# EXERCISE
Which lines hold the word "Reports"? Copy each of them from the material.
# # # # #
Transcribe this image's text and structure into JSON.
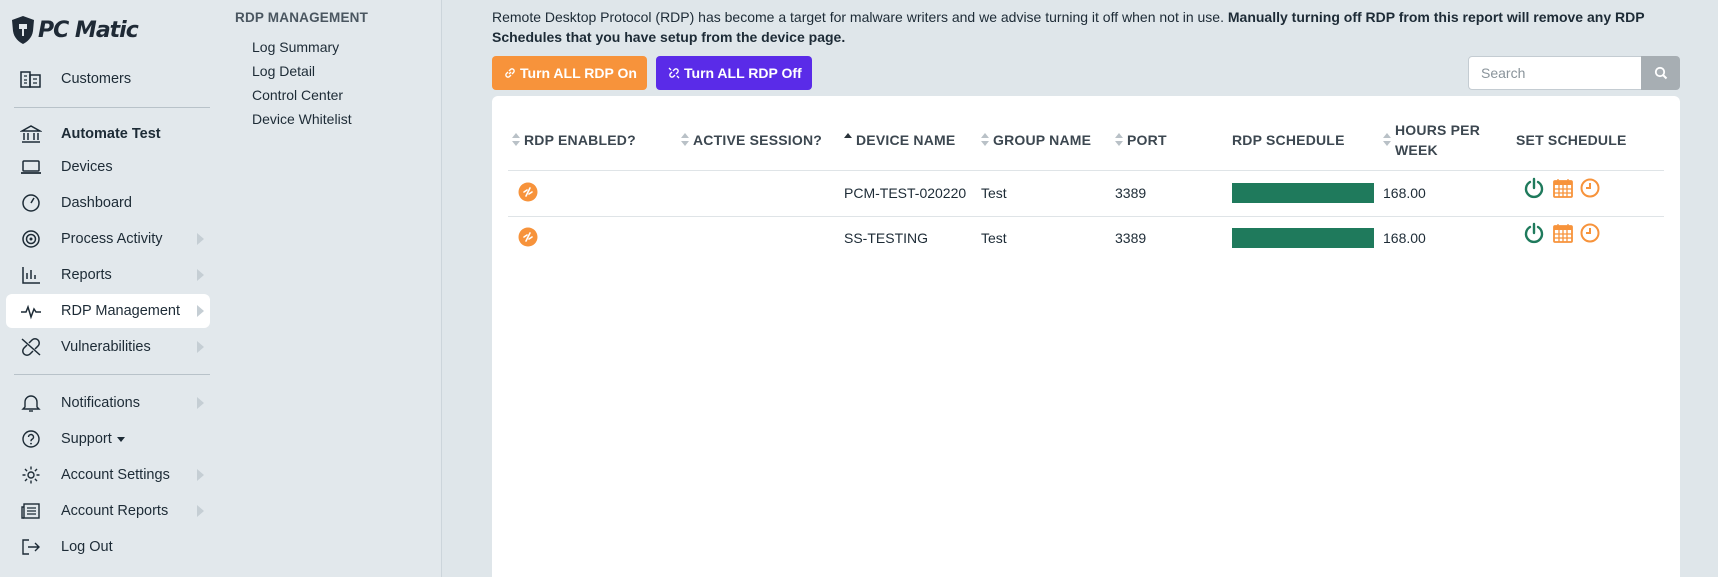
{
  "brand": {
    "name": "PC Matic"
  },
  "nav": {
    "items": [
      {
        "label": "Customers",
        "icon": "buildings-icon"
      },
      {
        "label": "Automate Test",
        "icon": "bank-icon"
      },
      {
        "label": "Devices",
        "icon": "laptop-icon"
      },
      {
        "label": "Dashboard",
        "icon": "gauge-icon"
      },
      {
        "label": "Process Activity",
        "icon": "target-icon"
      },
      {
        "label": "Reports",
        "icon": "bar-chart-icon"
      },
      {
        "label": "RDP Management",
        "icon": "pulse-icon"
      },
      {
        "label": "Vulnerabilities",
        "icon": "broken-link-icon"
      },
      {
        "label": "Notifications",
        "icon": "bell-icon"
      },
      {
        "label": "Support",
        "icon": "question-circle-icon"
      },
      {
        "label": "Account Settings",
        "icon": "gear-icon"
      },
      {
        "label": "Account Reports",
        "icon": "newspaper-icon"
      },
      {
        "label": "Log Out",
        "icon": "logout-icon"
      }
    ]
  },
  "subnav": {
    "title": "RDP MANAGEMENT",
    "links": [
      "Log Summary",
      "Log Detail",
      "Control Center",
      "Device Whitelist"
    ]
  },
  "notice": {
    "text": "Remote Desktop Protocol (RDP) has become a target for malware writers and we advise turning it off when not in use. ",
    "bold": "Manually turning off RDP from this report will remove any RDP Schedules that you have setup from the device page."
  },
  "actions": {
    "on_label": "Turn ALL RDP On",
    "off_label": "Turn ALL RDP Off",
    "search_placeholder": "Search"
  },
  "table": {
    "headers": {
      "rdp_enabled": "RDP ENABLED?",
      "active_session": "ACTIVE SESSION?",
      "device_name": "DEVICE NAME",
      "group_name": "GROUP NAME",
      "port": "PORT",
      "rdp_schedule": "RDP SCHEDULE",
      "hours_line1": "HOURS PER",
      "hours_line2": "WEEK",
      "set_schedule": "SET SCHEDULE"
    },
    "rows": [
      {
        "device": "PCM-TEST-020220",
        "group": "Test",
        "port": "3389",
        "hours": "168.00",
        "schedule_fill": 1.0
      },
      {
        "device": "SS-TESTING",
        "group": "Test",
        "port": "3389",
        "hours": "168.00",
        "schedule_fill": 1.0
      }
    ]
  },
  "colors": {
    "orange": "#f7933b",
    "purple": "#5a2be8",
    "green": "#1f7a5c"
  }
}
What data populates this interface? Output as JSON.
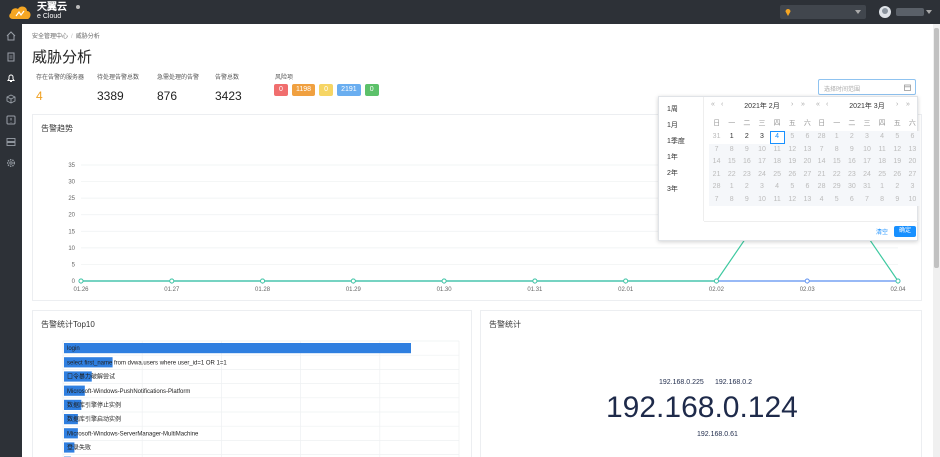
# # # # #
# CORRECT RESPONSE
        "label": "Reports",
        "label": "Account Reports",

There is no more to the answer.